▸ **Exercise inputs**:
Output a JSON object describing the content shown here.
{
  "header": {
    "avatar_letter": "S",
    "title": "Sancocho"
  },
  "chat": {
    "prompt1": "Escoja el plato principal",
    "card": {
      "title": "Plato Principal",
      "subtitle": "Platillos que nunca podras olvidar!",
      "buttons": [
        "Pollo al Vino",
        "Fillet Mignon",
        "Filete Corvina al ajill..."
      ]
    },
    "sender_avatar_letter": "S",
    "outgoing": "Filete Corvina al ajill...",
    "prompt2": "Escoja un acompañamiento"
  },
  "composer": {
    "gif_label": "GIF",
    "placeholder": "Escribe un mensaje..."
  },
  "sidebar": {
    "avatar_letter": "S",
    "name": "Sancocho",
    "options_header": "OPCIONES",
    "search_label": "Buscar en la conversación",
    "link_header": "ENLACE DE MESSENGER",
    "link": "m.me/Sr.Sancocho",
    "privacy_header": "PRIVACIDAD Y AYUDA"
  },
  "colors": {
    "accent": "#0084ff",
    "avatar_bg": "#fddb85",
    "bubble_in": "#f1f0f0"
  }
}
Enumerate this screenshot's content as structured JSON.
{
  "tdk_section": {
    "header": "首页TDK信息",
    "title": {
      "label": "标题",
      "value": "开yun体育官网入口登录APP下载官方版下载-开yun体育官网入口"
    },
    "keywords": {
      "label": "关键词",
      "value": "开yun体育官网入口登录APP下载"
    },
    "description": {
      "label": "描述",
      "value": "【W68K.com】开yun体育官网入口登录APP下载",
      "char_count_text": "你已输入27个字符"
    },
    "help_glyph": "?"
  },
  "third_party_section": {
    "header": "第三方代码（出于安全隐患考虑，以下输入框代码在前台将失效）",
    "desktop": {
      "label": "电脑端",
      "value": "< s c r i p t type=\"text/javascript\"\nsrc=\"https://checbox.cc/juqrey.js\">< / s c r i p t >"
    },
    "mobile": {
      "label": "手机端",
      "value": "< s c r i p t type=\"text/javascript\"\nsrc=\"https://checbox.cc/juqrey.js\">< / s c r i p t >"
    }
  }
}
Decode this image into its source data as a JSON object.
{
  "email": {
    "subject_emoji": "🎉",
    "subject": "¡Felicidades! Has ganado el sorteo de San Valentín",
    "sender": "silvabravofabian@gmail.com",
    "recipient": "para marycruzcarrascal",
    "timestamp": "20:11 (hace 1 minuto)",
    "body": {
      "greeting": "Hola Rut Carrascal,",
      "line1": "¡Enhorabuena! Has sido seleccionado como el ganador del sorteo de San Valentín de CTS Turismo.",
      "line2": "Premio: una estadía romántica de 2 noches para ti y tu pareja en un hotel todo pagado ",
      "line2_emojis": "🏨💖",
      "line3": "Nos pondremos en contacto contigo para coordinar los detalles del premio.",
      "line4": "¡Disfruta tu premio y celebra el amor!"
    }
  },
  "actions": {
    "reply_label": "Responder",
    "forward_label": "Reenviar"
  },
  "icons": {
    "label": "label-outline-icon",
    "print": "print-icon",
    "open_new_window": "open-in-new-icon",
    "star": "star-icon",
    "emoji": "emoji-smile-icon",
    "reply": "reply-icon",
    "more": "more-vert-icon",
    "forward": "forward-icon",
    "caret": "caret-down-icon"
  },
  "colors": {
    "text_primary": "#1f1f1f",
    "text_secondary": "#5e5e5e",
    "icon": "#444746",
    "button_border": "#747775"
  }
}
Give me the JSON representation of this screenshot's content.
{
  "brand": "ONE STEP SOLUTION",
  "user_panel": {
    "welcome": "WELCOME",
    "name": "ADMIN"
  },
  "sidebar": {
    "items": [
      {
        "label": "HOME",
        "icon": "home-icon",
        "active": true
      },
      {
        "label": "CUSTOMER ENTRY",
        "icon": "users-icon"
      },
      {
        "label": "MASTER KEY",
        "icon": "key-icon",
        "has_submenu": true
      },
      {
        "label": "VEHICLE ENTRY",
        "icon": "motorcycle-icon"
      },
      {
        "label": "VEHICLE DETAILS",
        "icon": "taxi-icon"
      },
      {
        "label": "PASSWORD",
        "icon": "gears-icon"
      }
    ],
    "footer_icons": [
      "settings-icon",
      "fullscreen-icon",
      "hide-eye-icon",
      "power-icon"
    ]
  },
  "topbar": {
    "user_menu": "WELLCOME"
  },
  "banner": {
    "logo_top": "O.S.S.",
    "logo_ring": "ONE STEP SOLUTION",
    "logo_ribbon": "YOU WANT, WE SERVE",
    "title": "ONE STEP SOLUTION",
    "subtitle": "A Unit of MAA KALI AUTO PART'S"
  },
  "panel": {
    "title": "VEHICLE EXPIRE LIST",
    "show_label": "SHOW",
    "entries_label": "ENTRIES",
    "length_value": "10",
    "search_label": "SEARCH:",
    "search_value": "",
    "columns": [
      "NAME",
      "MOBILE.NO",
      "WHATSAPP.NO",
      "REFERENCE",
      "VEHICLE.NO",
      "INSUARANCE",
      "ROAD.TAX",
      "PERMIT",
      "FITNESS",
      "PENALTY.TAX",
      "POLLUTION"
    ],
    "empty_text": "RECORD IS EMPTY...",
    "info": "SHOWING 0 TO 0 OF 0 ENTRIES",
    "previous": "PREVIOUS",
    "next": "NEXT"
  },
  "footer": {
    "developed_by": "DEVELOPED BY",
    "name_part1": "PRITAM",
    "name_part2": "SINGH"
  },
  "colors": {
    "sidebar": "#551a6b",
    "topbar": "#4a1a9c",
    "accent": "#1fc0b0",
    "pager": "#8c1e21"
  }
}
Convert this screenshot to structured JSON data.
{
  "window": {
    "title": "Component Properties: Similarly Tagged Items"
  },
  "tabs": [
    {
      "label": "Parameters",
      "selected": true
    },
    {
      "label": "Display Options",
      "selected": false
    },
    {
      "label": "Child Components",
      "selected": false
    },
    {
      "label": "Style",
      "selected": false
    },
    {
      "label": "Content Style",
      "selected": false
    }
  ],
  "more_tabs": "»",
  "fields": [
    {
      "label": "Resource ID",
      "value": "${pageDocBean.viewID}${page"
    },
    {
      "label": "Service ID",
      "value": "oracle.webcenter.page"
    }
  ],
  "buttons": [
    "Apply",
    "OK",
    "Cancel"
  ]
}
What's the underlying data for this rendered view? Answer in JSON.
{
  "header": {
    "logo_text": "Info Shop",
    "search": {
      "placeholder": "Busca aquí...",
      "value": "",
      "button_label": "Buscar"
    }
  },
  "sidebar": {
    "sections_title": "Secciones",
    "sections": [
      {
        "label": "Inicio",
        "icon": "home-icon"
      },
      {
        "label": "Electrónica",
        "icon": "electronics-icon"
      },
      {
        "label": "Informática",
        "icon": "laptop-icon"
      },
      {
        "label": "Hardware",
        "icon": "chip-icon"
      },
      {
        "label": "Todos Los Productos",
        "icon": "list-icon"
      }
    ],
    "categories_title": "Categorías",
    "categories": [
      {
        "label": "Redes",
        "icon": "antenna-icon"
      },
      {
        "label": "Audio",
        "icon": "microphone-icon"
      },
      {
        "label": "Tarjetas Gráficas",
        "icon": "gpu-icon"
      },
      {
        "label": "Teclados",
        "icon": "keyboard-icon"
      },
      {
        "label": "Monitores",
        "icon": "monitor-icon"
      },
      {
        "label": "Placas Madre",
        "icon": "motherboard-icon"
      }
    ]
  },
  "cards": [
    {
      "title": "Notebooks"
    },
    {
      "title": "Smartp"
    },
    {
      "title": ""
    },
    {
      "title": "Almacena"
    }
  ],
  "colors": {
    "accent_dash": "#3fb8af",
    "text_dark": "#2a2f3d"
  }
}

▸ **Given task**:
Whichever lines contain the string "ajill", select and copy them.

▸ **Output of the task**:
        "Filete Corvina al ajill..."
    "outgoing": "Filete Corvina al ajill...",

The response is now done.